-- MATERIALS PROVIDED follows --
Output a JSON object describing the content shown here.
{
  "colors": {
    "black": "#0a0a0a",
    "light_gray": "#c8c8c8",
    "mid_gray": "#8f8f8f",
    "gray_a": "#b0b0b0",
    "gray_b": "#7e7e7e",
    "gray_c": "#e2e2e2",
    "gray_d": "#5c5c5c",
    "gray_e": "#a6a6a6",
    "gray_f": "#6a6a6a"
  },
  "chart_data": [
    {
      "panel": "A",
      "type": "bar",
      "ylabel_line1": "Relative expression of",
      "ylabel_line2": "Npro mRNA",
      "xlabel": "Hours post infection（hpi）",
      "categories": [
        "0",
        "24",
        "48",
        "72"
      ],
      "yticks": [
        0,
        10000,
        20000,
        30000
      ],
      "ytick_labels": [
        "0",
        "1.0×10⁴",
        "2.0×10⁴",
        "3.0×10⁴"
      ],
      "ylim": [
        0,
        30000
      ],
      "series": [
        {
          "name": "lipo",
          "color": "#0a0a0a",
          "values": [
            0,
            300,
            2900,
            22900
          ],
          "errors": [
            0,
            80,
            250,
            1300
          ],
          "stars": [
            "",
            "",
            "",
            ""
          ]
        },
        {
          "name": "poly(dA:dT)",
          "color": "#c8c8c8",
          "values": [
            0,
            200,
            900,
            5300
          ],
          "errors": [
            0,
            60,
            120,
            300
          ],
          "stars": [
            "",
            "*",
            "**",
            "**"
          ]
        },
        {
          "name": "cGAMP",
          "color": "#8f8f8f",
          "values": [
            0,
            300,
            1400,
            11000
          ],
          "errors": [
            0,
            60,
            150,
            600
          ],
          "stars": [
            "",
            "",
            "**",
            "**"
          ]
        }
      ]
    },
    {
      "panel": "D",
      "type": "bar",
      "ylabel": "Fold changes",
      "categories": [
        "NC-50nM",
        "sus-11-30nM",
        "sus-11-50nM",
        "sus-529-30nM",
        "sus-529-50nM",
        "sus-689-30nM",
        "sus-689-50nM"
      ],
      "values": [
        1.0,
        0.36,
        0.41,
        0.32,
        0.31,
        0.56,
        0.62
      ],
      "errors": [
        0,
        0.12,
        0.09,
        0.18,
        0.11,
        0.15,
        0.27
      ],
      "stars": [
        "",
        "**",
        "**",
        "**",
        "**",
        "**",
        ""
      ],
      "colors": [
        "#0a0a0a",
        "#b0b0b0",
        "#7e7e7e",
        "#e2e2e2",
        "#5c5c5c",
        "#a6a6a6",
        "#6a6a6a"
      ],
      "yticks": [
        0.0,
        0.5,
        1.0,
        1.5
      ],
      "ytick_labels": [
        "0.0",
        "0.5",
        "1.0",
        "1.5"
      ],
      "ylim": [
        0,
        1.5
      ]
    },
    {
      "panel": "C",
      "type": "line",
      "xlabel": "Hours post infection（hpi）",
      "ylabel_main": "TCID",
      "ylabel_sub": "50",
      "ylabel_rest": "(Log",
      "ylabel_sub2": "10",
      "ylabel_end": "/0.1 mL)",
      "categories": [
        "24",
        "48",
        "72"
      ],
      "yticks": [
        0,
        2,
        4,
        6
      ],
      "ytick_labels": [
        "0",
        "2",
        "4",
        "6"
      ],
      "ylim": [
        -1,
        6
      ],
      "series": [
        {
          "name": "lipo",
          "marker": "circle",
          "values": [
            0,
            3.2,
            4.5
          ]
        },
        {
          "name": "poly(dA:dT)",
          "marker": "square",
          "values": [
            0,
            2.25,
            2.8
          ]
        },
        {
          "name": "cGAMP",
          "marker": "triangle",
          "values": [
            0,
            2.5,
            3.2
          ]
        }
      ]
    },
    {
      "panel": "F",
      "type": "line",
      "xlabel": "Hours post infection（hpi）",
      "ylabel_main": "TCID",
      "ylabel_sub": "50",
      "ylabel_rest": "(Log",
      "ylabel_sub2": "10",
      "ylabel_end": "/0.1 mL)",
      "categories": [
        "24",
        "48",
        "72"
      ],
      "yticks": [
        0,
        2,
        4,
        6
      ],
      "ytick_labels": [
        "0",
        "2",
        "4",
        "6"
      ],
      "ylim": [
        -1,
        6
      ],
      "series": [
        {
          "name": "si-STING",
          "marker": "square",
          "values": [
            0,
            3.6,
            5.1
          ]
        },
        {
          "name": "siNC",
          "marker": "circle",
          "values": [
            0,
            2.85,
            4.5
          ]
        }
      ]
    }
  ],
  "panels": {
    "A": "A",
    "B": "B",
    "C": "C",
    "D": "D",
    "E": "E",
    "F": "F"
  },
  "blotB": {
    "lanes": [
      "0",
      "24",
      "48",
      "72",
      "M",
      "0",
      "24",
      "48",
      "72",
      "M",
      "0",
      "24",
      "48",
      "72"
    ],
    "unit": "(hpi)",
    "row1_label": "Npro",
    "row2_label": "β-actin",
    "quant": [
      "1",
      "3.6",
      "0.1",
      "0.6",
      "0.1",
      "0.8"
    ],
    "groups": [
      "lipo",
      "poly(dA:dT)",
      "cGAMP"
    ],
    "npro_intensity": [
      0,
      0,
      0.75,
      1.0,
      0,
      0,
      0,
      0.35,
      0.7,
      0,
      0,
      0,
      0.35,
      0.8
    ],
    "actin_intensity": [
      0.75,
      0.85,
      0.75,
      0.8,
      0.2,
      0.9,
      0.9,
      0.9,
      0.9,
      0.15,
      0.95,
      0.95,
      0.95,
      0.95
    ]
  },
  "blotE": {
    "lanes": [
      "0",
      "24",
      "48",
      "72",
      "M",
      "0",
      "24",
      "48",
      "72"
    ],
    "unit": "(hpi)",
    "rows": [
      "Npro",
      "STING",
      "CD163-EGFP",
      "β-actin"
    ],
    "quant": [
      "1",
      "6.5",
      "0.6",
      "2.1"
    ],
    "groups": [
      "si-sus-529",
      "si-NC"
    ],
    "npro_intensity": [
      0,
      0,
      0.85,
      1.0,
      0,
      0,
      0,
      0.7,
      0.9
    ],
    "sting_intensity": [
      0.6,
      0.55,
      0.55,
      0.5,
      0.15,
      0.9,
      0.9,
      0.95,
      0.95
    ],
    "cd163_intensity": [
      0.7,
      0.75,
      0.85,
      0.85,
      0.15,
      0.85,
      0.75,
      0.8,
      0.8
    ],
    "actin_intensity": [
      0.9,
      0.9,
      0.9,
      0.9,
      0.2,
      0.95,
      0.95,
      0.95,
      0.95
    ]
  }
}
-- MATERIALS PROVIDED concluded --
● GOAL OF THE EXERCISE
Each entry in the data should be restated exactly as it was written.

● TASK RESULT
Output a JSON object describing the content shown here.
{
  "colors": {
    "black": "#0a0a0a",
    "light_gray": "#c8c8c8",
    "mid_gray": "#8f8f8f",
    "gray_a": "#b0b0b0",
    "gray_b": "#7e7e7e",
    "gray_c": "#e2e2e2",
    "gray_d": "#5c5c5c",
    "gray_e": "#a6a6a6",
    "gray_f": "#6a6a6a"
  },
  "chart_data": [
    {
      "panel": "A",
      "type": "bar",
      "ylabel_line1": "Relative expression of",
      "ylabel_line2": "Npro mRNA",
      "xlabel": "Hours post infection（hpi）",
      "categories": [
        "0",
        "24",
        "48",
        "72"
      ],
      "yticks": [
        0,
        10000,
        20000,
        30000
      ],
      "ytick_labels": [
        "0",
        "1.0×10⁴",
        "2.0×10⁴",
        "3.0×10⁴"
      ],
      "ylim": [
        0,
        30000
      ],
      "series": [
        {
          "name": "lipo",
          "color": "#0a0a0a",
          "values": [
            0,
            300,
            2900,
            22900
          ],
          "errors": [
            0,
            80,
            250,
            1300
          ],
          "stars": [
            "",
            "",
            "",
            ""
          ]
        },
        {
          "name": "poly(dA:dT)",
          "color": "#c8c8c8",
          "values": [
            0,
            200,
            900,
            5300
          ],
          "errors": [
            0,
            60,
            120,
            300
          ],
          "stars": [
            "",
            "*",
            "**",
            "**"
          ]
        },
        {
          "name": "cGAMP",
          "color": "#8f8f8f",
          "values": [
            0,
            300,
            1400,
            11000
          ],
          "errors": [
            0,
            60,
            150,
            600
          ],
          "stars": [
            "",
            "",
            "**",
            "**"
          ]
        }
      ]
    },
    {
      "panel": "D",
      "type": "bar",
      "ylabel": "Fold changes",
      "categories": [
        "NC-50nM",
        "sus-11-30nM",
        "sus-11-50nM",
        "sus-529-30nM",
        "sus-529-50nM",
        "sus-689-30nM",
        "sus-689-50nM"
      ],
      "values": [
        1.0,
        0.36,
        0.41,
        0.32,
        0.31,
        0.56,
        0.62
      ],
      "errors": [
        0,
        0.12,
        0.09,
        0.18,
        0.11,
        0.15,
        0.27
      ],
      "stars": [
        "",
        "**",
        "**",
        "**",
        "**",
        "**",
        ""
      ],
      "colors": [
        "#0a0a0a",
        "#b0b0b0",
        "#7e7e7e",
        "#e2e2e2",
        "#5c5c5c",
        "#a6a6a6",
        "#6a6a6a"
      ],
      "yticks": [
        0.0,
        0.5,
        1.0,
        1.5
      ],
      "ytick_labels": [
        "0.0",
        "0.5",
        "1.0",
        "1.5"
      ],
      "ylim": [
        0,
        1.5
      ]
    },
    {
      "panel": "C",
      "type": "line",
      "xlabel": "Hours post infection（hpi）",
      "ylabel_main": "TCID",
      "ylabel_sub": "50",
      "ylabel_rest": "(Log",
      "ylabel_sub2": "10",
      "ylabel_end": "/0.1 mL)",
      "categories": [
        "24",
        "48",
        "72"
      ],
      "yticks": [
        0,
        2,
        4,
        6
      ],
      "ytick_labels": [
        "0",
        "2",
        "4",
        "6"
      ],
      "ylim": [
        -1,
        6
      ],
      "series": [
        {
          "name": "lipo",
          "marker": "circle",
          "values": [
            0,
            3.2,
            4.5
          ]
        },
        {
          "name": "poly(dA:dT)",
          "marker": "square",
          "values": [
            0,
            2.25,
            2.8
          ]
        },
        {
          "name": "cGAMP",
          "marker": "triangle",
          "values": [
            0,
            2.5,
            3.2
          ]
        }
      ]
    },
    {
      "panel": "F",
      "type": "line",
      "xlabel": "Hours post infection（hpi）",
      "ylabel_main": "TCID",
      "ylabel_sub": "50",
      "ylabel_rest": "(Log",
      "ylabel_sub2": "10",
      "ylabel_end": "/0.1 mL)",
      "categories": [
        "24",
        "48",
        "72"
      ],
      "yticks": [
        0,
        2,
        4,
        6
      ],
      "ytick_labels": [
        "0",
        "2",
        "4",
        "6"
      ],
      "ylim": [
        -1,
        6
      ],
      "series": [
        {
          "name": "si-STING",
          "marker": "square",
          "values": [
            0,
            3.6,
            5.1
          ]
        },
        {
          "name": "siNC",
          "marker": "circle",
          "values": [
            0,
            2.85,
            4.5
          ]
        }
      ]
    }
  ],
  "panels": {
    "A": "A",
    "B": "B",
    "C": "C",
    "D": "D",
    "E": "E",
    "F": "F"
  },
  "blotB": {
    "lanes": [
      "0",
      "24",
      "48",
      "72",
      "M",
      "0",
      "24",
      "48",
      "72",
      "M",
      "0",
      "24",
      "48",
      "72"
    ],
    "unit": "(hpi)",
    "row1_label": "Npro",
    "row2_label": "β-actin",
    "quant": [
      "1",
      "3.6",
      "0.1",
      "0.6",
      "0.1",
      "0.8"
    ],
    "groups": [
      "lipo",
      "poly(dA:dT)",
      "cGAMP"
    ],
    "npro_intensity": [
      0,
      0,
      0.75,
      1.0,
      0,
      0,
      0,
      0.35,
      0.7,
      0,
      0,
      0,
      0.35,
      0.8
    ],
    "actin_intensity": [
      0.75,
      0.85,
      0.75,
      0.8,
      0.2,
      0.9,
      0.9,
      0.9,
      0.9,
      0.15,
      0.95,
      0.95,
      0.95,
      0.95
    ]
  },
  "blotE": {
    "lanes": [
      "0",
      "24",
      "48",
      "72",
      "M",
      "0",
      "24",
      "48",
      "72"
    ],
    "unit": "(hpi)",
    "rows": [
      "Npro",
      "STING",
      "CD163-EGFP",
      "β-actin"
    ],
    "quant": [
      "1",
      "6.5",
      "0.6",
      "2.1"
    ],
    "groups": [
      "si-sus-529",
      "si-NC"
    ],
    "npro_intensity": [
      0,
      0,
      0.85,
      1.0,
      0,
      0,
      0,
      0.7,
      0.9
    ],
    "sting_intensity": [
      0.6,
      0.55,
      0.55,
      0.5,
      0.15,
      0.9,
      0.9,
      0.95,
      0.95
    ],
    "cd163_intensity": [
      0.7,
      0.75,
      0.85,
      0.85,
      0.15,
      0.85,
      0.75,
      0.8,
      0.8
    ],
    "actin_intensity": [
      0.9,
      0.9,
      0.9,
      0.9,
      0.2,
      0.95,
      0.95,
      0.95,
      0.95
    ]
  }
}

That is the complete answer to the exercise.